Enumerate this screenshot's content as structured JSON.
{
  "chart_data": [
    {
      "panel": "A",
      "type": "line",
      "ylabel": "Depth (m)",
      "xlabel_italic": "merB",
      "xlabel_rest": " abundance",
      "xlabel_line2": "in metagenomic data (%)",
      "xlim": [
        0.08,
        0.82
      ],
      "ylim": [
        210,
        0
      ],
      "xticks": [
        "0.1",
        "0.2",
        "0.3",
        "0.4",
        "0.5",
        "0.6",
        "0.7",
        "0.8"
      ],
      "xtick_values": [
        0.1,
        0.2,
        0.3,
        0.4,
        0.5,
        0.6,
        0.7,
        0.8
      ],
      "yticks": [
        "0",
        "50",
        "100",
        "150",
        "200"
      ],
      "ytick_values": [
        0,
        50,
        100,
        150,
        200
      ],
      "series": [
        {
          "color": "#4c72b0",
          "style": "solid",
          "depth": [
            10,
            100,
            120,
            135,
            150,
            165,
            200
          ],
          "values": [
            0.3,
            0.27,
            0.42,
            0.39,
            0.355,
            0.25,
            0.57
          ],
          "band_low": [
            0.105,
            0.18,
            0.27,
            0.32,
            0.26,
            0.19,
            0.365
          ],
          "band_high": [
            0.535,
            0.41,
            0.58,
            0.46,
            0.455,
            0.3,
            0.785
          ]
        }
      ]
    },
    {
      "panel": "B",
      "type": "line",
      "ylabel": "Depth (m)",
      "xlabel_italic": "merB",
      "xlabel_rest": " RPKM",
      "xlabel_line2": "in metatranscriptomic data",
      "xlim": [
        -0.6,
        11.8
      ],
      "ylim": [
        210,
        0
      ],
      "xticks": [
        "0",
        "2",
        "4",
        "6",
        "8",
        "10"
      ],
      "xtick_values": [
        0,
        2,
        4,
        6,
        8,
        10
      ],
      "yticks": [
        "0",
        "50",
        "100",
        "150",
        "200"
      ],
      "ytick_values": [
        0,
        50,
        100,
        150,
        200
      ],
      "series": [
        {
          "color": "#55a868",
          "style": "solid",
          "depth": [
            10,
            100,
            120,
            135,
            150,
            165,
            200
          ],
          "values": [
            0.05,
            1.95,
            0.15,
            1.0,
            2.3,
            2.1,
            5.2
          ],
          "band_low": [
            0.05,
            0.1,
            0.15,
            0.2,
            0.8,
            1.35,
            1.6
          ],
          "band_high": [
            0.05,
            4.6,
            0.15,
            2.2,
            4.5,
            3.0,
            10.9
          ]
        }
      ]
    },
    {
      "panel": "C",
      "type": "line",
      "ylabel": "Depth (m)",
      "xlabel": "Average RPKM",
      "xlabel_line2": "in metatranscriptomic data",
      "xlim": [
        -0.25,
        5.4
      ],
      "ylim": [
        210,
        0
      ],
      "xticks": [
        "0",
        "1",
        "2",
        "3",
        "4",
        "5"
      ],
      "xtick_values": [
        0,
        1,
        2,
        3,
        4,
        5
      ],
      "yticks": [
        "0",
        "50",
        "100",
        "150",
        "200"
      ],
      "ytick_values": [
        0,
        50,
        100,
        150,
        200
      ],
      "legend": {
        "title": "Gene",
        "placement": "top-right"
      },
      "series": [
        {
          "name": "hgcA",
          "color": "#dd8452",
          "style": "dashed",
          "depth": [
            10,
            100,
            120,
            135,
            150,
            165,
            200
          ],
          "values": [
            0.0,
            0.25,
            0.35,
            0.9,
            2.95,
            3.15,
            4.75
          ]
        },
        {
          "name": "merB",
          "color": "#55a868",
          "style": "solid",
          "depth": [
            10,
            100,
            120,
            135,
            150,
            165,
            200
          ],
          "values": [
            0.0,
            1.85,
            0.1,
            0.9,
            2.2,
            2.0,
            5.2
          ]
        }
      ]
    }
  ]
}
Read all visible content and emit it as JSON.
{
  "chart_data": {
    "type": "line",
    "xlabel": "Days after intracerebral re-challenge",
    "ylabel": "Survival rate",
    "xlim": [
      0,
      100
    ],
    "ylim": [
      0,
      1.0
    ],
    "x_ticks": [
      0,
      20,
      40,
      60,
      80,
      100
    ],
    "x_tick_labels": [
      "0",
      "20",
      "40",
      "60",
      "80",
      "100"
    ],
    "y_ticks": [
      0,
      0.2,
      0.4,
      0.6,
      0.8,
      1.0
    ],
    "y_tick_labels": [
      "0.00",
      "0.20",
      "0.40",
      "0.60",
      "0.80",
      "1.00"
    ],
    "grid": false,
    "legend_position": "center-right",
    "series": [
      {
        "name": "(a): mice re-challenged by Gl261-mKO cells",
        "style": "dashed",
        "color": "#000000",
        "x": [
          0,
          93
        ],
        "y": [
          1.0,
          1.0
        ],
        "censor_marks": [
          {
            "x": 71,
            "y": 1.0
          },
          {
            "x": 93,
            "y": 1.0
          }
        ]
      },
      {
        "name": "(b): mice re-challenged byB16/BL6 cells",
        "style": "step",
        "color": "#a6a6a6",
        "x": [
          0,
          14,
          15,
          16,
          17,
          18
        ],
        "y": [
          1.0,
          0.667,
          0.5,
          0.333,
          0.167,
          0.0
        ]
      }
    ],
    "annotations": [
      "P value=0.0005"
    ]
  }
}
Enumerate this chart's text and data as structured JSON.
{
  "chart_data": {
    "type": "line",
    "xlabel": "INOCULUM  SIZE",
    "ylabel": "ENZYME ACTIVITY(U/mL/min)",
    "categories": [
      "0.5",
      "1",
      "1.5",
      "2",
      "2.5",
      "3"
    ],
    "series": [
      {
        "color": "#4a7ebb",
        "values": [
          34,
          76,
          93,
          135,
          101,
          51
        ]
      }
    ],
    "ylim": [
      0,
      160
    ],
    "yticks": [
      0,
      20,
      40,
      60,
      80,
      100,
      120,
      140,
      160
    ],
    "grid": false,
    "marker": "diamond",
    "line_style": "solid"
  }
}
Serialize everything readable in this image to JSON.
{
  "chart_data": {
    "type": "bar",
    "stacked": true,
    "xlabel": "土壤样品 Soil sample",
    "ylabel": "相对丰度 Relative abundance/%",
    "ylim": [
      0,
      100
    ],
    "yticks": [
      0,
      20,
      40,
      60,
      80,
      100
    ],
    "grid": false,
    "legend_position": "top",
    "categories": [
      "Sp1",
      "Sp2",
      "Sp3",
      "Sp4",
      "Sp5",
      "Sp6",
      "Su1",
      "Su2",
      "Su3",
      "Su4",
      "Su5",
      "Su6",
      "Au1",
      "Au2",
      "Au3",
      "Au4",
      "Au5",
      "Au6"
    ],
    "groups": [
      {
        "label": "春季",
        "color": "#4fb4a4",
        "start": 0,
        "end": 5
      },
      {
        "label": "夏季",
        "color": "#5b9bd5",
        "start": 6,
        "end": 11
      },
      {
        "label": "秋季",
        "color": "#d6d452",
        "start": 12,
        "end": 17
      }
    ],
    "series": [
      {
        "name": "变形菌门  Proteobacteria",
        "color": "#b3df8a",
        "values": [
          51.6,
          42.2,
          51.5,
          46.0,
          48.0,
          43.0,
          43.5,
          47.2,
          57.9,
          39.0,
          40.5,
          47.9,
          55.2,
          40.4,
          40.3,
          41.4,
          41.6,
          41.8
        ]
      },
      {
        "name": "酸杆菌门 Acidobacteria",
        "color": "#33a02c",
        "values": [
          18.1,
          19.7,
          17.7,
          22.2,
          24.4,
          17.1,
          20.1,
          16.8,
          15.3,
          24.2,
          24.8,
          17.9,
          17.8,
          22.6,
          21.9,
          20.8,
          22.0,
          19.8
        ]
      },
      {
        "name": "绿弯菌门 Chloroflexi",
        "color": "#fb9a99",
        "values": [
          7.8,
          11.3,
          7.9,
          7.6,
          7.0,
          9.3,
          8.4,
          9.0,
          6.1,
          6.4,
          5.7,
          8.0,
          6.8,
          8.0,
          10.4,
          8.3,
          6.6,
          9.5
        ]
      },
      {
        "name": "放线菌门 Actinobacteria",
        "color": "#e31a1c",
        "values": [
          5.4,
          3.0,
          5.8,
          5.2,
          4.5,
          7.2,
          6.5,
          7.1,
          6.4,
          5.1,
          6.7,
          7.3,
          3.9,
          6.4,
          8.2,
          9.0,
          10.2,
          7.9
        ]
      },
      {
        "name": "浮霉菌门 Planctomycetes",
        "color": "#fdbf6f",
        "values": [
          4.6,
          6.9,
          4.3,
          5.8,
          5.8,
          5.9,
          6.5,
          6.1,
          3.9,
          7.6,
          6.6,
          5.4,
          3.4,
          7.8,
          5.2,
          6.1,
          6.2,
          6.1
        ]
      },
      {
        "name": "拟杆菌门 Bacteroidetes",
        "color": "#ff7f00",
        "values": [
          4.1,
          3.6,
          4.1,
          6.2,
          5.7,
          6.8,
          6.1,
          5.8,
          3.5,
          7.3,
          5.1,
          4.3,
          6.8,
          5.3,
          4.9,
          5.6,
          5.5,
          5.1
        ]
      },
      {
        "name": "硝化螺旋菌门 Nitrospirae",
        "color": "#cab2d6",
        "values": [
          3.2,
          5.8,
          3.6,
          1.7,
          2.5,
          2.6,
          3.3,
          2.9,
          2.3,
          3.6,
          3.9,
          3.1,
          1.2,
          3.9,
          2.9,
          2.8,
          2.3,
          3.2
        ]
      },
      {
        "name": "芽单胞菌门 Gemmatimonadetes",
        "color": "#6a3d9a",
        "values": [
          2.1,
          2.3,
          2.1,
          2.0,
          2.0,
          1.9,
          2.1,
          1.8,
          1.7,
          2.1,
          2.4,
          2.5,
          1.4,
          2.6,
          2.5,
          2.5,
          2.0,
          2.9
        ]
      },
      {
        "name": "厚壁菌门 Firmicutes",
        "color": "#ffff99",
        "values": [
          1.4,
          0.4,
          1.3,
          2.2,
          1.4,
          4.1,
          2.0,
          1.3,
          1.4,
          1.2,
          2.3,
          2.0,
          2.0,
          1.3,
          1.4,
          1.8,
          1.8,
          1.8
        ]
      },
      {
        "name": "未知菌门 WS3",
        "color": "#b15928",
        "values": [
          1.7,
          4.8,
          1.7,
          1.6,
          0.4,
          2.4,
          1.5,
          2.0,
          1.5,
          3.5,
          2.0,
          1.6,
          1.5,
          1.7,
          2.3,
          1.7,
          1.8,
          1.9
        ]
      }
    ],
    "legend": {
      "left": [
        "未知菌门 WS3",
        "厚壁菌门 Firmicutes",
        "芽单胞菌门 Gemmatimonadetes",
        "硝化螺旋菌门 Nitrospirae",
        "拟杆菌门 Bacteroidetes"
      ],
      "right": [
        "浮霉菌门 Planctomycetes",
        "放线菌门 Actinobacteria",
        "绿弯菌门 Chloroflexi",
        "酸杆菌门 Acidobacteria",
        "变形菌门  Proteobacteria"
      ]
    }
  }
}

Description of the task: All lines above that hold the string "芽单胞菌门" should be copied.

Response for this exercise:
        "name": "芽单胞菌门 Gemmatimonadetes",
        "芽单胞菌门 Gemmatimonadetes",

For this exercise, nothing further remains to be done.